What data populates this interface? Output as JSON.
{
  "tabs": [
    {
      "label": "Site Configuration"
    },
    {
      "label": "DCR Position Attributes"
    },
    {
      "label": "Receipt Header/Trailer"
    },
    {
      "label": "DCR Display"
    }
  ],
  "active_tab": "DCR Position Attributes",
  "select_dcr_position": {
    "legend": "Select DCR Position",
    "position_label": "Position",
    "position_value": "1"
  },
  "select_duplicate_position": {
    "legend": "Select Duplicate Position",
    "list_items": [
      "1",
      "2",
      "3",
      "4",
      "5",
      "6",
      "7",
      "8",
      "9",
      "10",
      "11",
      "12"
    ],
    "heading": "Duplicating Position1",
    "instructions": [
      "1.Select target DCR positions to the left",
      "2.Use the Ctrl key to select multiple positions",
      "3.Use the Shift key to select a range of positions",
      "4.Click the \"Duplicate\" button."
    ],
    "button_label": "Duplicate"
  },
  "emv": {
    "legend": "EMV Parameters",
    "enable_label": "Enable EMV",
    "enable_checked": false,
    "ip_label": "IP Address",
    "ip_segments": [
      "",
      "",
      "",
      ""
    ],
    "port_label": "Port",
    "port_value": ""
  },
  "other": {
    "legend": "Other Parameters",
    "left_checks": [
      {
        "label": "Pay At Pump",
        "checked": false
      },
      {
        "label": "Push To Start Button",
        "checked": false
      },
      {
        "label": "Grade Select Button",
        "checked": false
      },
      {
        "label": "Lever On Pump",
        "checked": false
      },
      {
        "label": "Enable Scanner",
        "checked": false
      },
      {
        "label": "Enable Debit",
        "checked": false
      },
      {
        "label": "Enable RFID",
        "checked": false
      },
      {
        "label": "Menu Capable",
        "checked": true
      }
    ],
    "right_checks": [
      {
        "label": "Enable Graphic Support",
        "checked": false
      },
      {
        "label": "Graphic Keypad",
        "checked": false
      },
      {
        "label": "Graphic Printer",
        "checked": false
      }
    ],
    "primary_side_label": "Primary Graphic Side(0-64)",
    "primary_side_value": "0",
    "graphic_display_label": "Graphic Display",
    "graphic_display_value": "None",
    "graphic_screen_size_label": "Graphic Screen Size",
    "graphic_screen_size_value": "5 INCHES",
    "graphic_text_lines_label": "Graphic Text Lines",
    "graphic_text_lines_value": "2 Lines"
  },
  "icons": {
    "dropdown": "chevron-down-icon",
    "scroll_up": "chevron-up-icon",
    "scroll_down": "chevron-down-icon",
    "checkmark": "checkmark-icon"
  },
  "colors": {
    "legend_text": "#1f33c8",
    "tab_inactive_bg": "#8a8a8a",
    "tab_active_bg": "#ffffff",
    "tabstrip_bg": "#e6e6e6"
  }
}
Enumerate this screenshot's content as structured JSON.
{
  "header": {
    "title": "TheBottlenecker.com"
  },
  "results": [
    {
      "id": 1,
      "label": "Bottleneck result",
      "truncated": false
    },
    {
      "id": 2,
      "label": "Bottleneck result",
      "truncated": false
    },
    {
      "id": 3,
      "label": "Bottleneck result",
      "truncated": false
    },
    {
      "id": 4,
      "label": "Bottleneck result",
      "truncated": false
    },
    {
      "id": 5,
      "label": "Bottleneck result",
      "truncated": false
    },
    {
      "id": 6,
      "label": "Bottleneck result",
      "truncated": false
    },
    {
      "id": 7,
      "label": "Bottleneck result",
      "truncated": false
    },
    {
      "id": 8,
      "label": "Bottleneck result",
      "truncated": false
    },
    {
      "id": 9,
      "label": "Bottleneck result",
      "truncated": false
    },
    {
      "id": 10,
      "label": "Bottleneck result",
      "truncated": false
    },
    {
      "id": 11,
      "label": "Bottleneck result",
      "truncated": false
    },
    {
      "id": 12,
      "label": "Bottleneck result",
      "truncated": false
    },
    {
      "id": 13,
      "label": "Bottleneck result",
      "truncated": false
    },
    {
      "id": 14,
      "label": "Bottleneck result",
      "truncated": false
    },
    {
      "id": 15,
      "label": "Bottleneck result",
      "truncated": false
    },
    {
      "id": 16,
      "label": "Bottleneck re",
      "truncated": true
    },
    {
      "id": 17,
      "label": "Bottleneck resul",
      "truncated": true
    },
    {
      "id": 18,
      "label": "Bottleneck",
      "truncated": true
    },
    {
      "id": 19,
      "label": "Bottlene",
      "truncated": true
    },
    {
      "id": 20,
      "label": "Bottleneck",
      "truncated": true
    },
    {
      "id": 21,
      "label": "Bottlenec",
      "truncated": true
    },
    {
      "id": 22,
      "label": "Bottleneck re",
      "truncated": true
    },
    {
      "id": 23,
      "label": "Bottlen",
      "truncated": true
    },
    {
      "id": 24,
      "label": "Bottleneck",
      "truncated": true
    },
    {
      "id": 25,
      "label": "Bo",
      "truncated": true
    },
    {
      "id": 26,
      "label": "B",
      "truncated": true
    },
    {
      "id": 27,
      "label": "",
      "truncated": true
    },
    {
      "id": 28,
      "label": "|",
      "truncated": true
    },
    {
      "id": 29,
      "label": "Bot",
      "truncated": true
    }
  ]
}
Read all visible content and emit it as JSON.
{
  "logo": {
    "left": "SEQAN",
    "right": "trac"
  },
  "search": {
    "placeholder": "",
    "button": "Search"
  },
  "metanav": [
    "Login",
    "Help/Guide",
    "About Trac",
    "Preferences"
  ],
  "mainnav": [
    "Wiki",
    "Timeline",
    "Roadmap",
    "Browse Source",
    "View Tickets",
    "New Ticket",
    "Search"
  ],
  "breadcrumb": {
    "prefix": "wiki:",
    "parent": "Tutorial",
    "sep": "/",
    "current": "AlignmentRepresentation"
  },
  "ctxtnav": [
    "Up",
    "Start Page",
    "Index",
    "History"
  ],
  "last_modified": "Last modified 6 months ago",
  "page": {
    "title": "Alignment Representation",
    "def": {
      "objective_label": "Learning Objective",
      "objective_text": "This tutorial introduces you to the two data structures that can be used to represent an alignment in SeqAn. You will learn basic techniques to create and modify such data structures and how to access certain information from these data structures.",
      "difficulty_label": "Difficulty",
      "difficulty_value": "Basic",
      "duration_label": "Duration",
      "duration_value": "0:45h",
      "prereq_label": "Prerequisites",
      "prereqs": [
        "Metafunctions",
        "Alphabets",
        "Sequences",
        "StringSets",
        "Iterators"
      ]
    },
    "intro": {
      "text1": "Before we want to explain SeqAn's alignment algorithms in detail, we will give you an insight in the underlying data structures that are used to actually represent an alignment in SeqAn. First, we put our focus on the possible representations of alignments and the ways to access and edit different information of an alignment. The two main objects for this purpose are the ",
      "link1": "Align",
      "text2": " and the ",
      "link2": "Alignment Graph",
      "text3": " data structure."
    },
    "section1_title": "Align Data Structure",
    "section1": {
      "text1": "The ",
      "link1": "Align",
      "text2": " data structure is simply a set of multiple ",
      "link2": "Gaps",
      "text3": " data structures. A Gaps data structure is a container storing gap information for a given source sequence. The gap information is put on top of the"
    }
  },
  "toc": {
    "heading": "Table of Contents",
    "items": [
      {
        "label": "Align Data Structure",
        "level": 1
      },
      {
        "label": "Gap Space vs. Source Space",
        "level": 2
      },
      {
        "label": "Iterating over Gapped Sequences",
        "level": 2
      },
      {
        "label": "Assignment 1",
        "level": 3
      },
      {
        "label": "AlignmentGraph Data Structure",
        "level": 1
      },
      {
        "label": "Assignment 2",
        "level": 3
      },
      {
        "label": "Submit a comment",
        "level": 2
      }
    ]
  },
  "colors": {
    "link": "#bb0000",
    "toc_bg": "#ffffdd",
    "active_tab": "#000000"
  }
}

__WRITTEN REQUEST__:
Transcribe every line of the data, exactly as it stands.

__SOLUTION FOR THIS PROBLEM__:
What data populates this interface? Output as JSON.
{
  "tabs": [
    {
      "label": "Site Configuration"
    },
    {
      "label": "DCR Position Attributes"
    },
    {
      "label": "Receipt Header/Trailer"
    },
    {
      "label": "DCR Display"
    }
  ],
  "active_tab": "DCR Position Attributes",
  "select_dcr_position": {
    "legend": "Select DCR Position",
    "position_label": "Position",
    "position_value": "1"
  },
  "select_duplicate_position": {
    "legend": "Select Duplicate Position",
    "list_items": [
      "1",
      "2",
      "3",
      "4",
      "5",
      "6",
      "7",
      "8",
      "9",
      "10",
      "11",
      "12"
    ],
    "heading": "Duplicating Position1",
    "instructions": [
      "1.Select target DCR positions to the left",
      "2.Use the Ctrl key to select multiple positions",
      "3.Use the Shift key to select a range of positions",
      "4.Click the \"Duplicate\" button."
    ],
    "button_label": "Duplicate"
  },
  "emv": {
    "legend": "EMV Parameters",
    "enable_label": "Enable EMV",
    "enable_checked": false,
    "ip_label": "IP Address",
    "ip_segments": [
      "",
      "",
      "",
      ""
    ],
    "port_label": "Port",
    "port_value": ""
  },
  "other": {
    "legend": "Other Parameters",
    "left_checks": [
      {
        "label": "Pay At Pump",
        "checked": false
      },
      {
        "label": "Push To Start Button",
        "checked": false
      },
      {
        "label": "Grade Select Button",
        "checked": false
      },
      {
        "label": "Lever On Pump",
        "checked": false
      },
      {
        "label": "Enable Scanner",
        "checked": false
      },
      {
        "label": "Enable Debit",
        "checked": false
      },
      {
        "label": "Enable RFID",
        "checked": false
      },
      {
        "label": "Menu Capable",
        "checked": true
      }
    ],
    "right_checks": [
      {
        "label": "Enable Graphic Support",
        "checked": false
      },
      {
        "label": "Graphic Keypad",
        "checked": false
      },
      {
        "label": "Graphic Printer",
        "checked": false
      }
    ],
    "primary_side_label": "Primary Graphic Side(0-64)",
    "primary_side_value": "0",
    "graphic_display_label": "Graphic Display",
    "graphic_display_value": "None",
    "graphic_screen_size_label": "Graphic Screen Size",
    "graphic_screen_size_value": "5 INCHES",
    "graphic_text_lines_label": "Graphic Text Lines",
    "graphic_text_lines_value": "2 Lines"
  },
  "icons": {
    "dropdown": "chevron-down-icon",
    "scroll_up": "chevron-up-icon",
    "scroll_down": "chevron-down-icon",
    "checkmark": "checkmark-icon"
  },
  "colors": {
    "legend_text": "#1f33c8",
    "tab_inactive_bg": "#8a8a8a",
    "tab_active_bg": "#ffffff",
    "tabstrip_bg": "#e6e6e6"
  }
}
Enumerate this screenshot's content as structured JSON.
{
  "header": {
    "title": "TheBottlenecker.com"
  },
  "results": [
    {
      "id": 1,
      "label": "Bottleneck result",
      "truncated": false
    },
    {
      "id": 2,
      "label": "Bottleneck result",
      "truncated": false
    },
    {
      "id": 3,
      "label": "Bottleneck result",
      "truncated": false
    },
    {
      "id": 4,
      "label": "Bottleneck result",
      "truncated": false
    },
    {
      "id": 5,
      "label": "Bottleneck result",
      "truncated": false
    },
    {
      "id": 6,
      "label": "Bottleneck result",
      "truncated": false
    },
    {
      "id": 7,
      "label": "Bottleneck result",
      "truncated": false
    },
    {
      "id": 8,
      "label": "Bottleneck result",
      "truncated": false
    },
    {
      "id": 9,
      "label": "Bottleneck result",
      "truncated": false
    },
    {
      "id": 10,
      "label": "Bottleneck result",
      "truncated": false
    },
    {
      "id": 11,
      "label": "Bottleneck result",
      "truncated": false
    },
    {
      "id": 12,
      "label": "Bottleneck result",
      "truncated": false
    },
    {
      "id": 13,
      "label": "Bottleneck result",
      "truncated": false
    },
    {
      "id": 14,
      "label": "Bottleneck result",
      "truncated": false
    },
    {
      "id": 15,
      "label": "Bottleneck result",
      "truncated": false
    },
    {
      "id": 16,
      "label": "Bottleneck re",
      "truncated": true
    },
    {
      "id": 17,
      "label": "Bottleneck resul",
      "truncated": true
    },
    {
      "id": 18,
      "label": "Bottleneck",
      "truncated": true
    },
    {
      "id": 19,
      "label": "Bottlene",
      "truncated": true
    },
    {
      "id": 20,
      "label": "Bottleneck",
      "truncated": true
    },
    {
      "id": 21,
      "label": "Bottlenec",
      "truncated": true
    },
    {
      "id": 22,
      "label": "Bottleneck re",
      "truncated": true
    },
    {
      "id": 23,
      "label": "Bottlen",
      "truncated": true
    },
    {
      "id": 24,
      "label": "Bottleneck",
      "truncated": true
    },
    {
      "id": 25,
      "label": "Bo",
      "truncated": true
    },
    {
      "id": 26,
      "label": "B",
      "truncated": true
    },
    {
      "id": 27,
      "label": "",
      "truncated": true
    },
    {
      "id": 28,
      "label": "|",
      "truncated": true
    },
    {
      "id": 29,
      "label": "Bot",
      "truncated": true
    }
  ]
}
Read all visible content and emit it as JSON.
{
  "logo": {
    "left": "SEQAN",
    "right": "trac"
  },
  "search": {
    "placeholder": "",
    "button": "Search"
  },
  "metanav": [
    "Login",
    "Help/Guide",
    "About Trac",
    "Preferences"
  ],
  "mainnav": [
    "Wiki",
    "Timeline",
    "Roadmap",
    "Browse Source",
    "View Tickets",
    "New Ticket",
    "Search"
  ],
  "breadcrumb": {
    "prefix": "wiki:",
    "parent": "Tutorial",
    "sep": "/",
    "current": "AlignmentRepresentation"
  },
  "ctxtnav": [
    "Up",
    "Start Page",
    "Index",
    "History"
  ],
  "last_modified": "Last modified 6 months ago",
  "page": {
    "title": "Alignment Representation",
    "def": {
      "objective_label": "Learning Objective",
      "objective_text": "This tutorial introduces you to the two data structures that can be used to represent an alignment in SeqAn. You will learn basic techniques to create and modify such data structures and how to access certain information from these data structures.",
      "difficulty_label": "Difficulty",
      "difficulty_value": "Basic",
      "duration_label": "Duration",
      "duration_value": "0:45h",
      "prereq_label": "Prerequisites",
      "prereqs": [
        "Metafunctions",
        "Alphabets",
        "Sequences",
        "StringSets",
        "Iterators"
      ]
    },
    "intro": {
      "text1": "Before we want to explain SeqAn's alignment algorithms in detail, we will give you an insight in the underlying data structures that are used to actually represent an alignment in SeqAn. First, we put our focus on the possible representations of alignments and the ways to access and edit different information of an alignment. The two main objects for this purpose are the ",
      "link1": "Align",
      "text2": " and the ",
      "link2": "Alignment Graph",
      "text3": " data structure."
    },
    "section1_title": "Align Data Structure",
    "section1": {
      "text1": "The ",
      "link1": "Align",
      "text2": " data structure is simply a set of multiple ",
      "link2": "Gaps",
      "text3": " data structures. A Gaps data structure is a container storing gap information for a given source sequence. The gap information is put on top of the"
    }
  },
  "toc": {
    "heading": "Table of Contents",
    "items": [
      {
        "label": "Align Data Structure",
        "level": 1
      },
      {
        "label": "Gap Space vs. Source Space",
        "level": 2
      },
      {
        "label": "Iterating over Gapped Sequences",
        "level": 2
      },
      {
        "label": "Assignment 1",
        "level": 3
      },
      {
        "label": "AlignmentGraph Data Structure",
        "level": 1
      },
      {
        "label": "Assignment 2",
        "level": 3
      },
      {
        "label": "Submit a comment",
        "level": 2
      }
    ]
  },
  "colors": {
    "link": "#bb0000",
    "toc_bg": "#ffffdd",
    "active_tab": "#000000"
  }
}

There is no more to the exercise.